» Task material:
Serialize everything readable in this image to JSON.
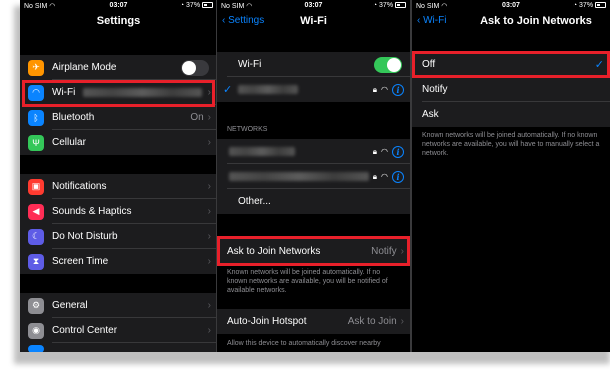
{
  "status": {
    "carrier": "No SIM",
    "time": "03:07",
    "battery": "37%"
  },
  "settings": {
    "title": "Settings",
    "items": [
      {
        "label": "Airplane Mode",
        "icon": "airplane-icon",
        "color": "#ff9500",
        "glyph": "✈"
      },
      {
        "label": "Wi-Fi",
        "icon": "wifi-icon",
        "color": "#0a84ff",
        "glyph": "◠"
      },
      {
        "label": "Bluetooth",
        "icon": "bluetooth-icon",
        "color": "#0a84ff",
        "glyph": "ᛒ",
        "value": "On"
      },
      {
        "label": "Cellular",
        "icon": "antenna-icon",
        "color": "#34c759",
        "glyph": "Ψ"
      },
      {
        "label": "Notifications",
        "icon": "notifications-icon",
        "color": "#ff3b30",
        "glyph": "▣"
      },
      {
        "label": "Sounds & Haptics",
        "icon": "speaker-icon",
        "color": "#ff2d55",
        "glyph": "◀"
      },
      {
        "label": "Do Not Disturb",
        "icon": "moon-icon",
        "color": "#5e5ce6",
        "glyph": "☾"
      },
      {
        "label": "Screen Time",
        "icon": "hourglass-icon",
        "color": "#5e5ce6",
        "glyph": "⧗"
      },
      {
        "label": "General",
        "icon": "gear-icon",
        "color": "#8e8e93",
        "glyph": "⚙"
      },
      {
        "label": "Control Center",
        "icon": "switches-icon",
        "color": "#8e8e93",
        "glyph": "◉"
      }
    ]
  },
  "wifi": {
    "back": "Settings",
    "title": "Wi-Fi",
    "toggle_label": "Wi-Fi",
    "networks_header": "NETWORKS",
    "other": "Other...",
    "ask_label": "Ask to Join Networks",
    "ask_value": "Notify",
    "ask_footer": "Known networks will be joined automatically. If no known networks are available, you will be notified of available networks.",
    "auto_label": "Auto-Join Hotspot",
    "auto_value": "Ask to Join",
    "auto_footer": "Allow this device to automatically discover nearby"
  },
  "ask": {
    "back": "Wi-Fi",
    "title": "Ask to Join Networks",
    "options": [
      "Off",
      "Notify",
      "Ask"
    ],
    "selected": "Off",
    "footer": "Known networks will be joined automatically. If no known networks are available, you will have to manually select a network."
  }
}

» Short problem: Locate the word "icon" in the records and collect each line it appears in.

» Task output:
        "icon": "airplane-icon",
        "icon": "wifi-icon",
        "icon": "bluetooth-icon",
        "icon": "antenna-icon",
        "icon": "notifications-icon",
        "icon": "speaker-icon",
        "icon": "moon-icon",
        "icon": "hourglass-icon",
        "icon": "gear-icon",
        "icon": "switches-icon",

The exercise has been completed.